Set problem: Render every entry verbatim.

------------

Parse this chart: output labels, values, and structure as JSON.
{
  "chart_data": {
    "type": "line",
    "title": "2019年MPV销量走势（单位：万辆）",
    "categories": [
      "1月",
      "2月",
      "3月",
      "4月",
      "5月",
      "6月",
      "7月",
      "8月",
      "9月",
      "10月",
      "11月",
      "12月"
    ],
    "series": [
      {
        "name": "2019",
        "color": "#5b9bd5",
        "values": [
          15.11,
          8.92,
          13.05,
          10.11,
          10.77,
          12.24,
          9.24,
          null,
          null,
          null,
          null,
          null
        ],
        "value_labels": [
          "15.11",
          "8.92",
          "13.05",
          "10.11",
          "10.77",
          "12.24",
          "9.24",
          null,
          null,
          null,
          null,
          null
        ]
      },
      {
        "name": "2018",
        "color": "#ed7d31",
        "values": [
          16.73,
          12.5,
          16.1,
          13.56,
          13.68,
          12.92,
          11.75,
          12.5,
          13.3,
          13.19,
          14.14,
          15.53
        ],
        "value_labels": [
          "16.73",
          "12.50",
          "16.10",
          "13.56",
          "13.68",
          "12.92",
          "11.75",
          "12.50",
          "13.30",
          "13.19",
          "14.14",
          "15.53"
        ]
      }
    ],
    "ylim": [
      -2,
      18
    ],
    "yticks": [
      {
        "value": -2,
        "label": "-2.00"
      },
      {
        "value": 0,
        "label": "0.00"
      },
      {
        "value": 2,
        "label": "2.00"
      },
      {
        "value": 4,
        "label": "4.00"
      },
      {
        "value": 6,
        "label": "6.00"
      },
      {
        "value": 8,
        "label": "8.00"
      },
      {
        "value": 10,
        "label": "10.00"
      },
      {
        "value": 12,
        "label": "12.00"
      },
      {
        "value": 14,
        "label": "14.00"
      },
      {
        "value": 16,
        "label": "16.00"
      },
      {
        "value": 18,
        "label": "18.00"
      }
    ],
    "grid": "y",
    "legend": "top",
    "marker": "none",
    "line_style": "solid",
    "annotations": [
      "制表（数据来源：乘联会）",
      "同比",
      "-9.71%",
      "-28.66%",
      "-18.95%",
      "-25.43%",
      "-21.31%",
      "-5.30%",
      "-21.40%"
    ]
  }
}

------------

Answer to the exercise:
Parse this chart: output labels, values, and structure as JSON.
{
  "chart_data": {
    "type": "line",
    "title": "2019年MPV销量走势（单位：万辆）",
    "categories": [
      "1月",
      "2月",
      "3月",
      "4月",
      "5月",
      "6月",
      "7月",
      "8月",
      "9月",
      "10月",
      "11月",
      "12月"
    ],
    "series": [
      {
        "name": "2019",
        "color": "#5b9bd5",
        "values": [
          15.11,
          8.92,
          13.05,
          10.11,
          10.77,
          12.24,
          9.24,
          null,
          null,
          null,
          null,
          null
        ],
        "value_labels": [
          "15.11",
          "8.92",
          "13.05",
          "10.11",
          "10.77",
          "12.24",
          "9.24",
          null,
          null,
          null,
          null,
          null
        ]
      },
      {
        "name": "2018",
        "color": "#ed7d31",
        "values": [
          16.73,
          12.5,
          16.1,
          13.56,
          13.68,
          12.92,
          11.75,
          12.5,
          13.3,
          13.19,
          14.14,
          15.53
        ],
        "value_labels": [
          "16.73",
          "12.50",
          "16.10",
          "13.56",
          "13.68",
          "12.92",
          "11.75",
          "12.50",
          "13.30",
          "13.19",
          "14.14",
          "15.53"
        ]
      }
    ],
    "ylim": [
      -2,
      18
    ],
    "yticks": [
      {
        "value": -2,
        "label": "-2.00"
      },
      {
        "value": 0,
        "label": "0.00"
      },
      {
        "value": 2,
        "label": "2.00"
      },
      {
        "value": 4,
        "label": "4.00"
      },
      {
        "value": 6,
        "label": "6.00"
      },
      {
        "value": 8,
        "label": "8.00"
      },
      {
        "value": 10,
        "label": "10.00"
      },
      {
        "value": 12,
        "label": "12.00"
      },
      {
        "value": 14,
        "label": "14.00"
      },
      {
        "value": 16,
        "label": "16.00"
      },
      {
        "value": 18,
        "label": "18.00"
      }
    ],
    "grid": "y",
    "legend": "top",
    "marker": "none",
    "line_style": "solid",
    "annotations": [
      "制表（数据来源：乘联会）",
      "同比",
      "-9.71%",
      "-28.66%",
      "-18.95%",
      "-25.43%",
      "-21.31%",
      "-5.30%",
      "-21.40%"
    ]
  }
}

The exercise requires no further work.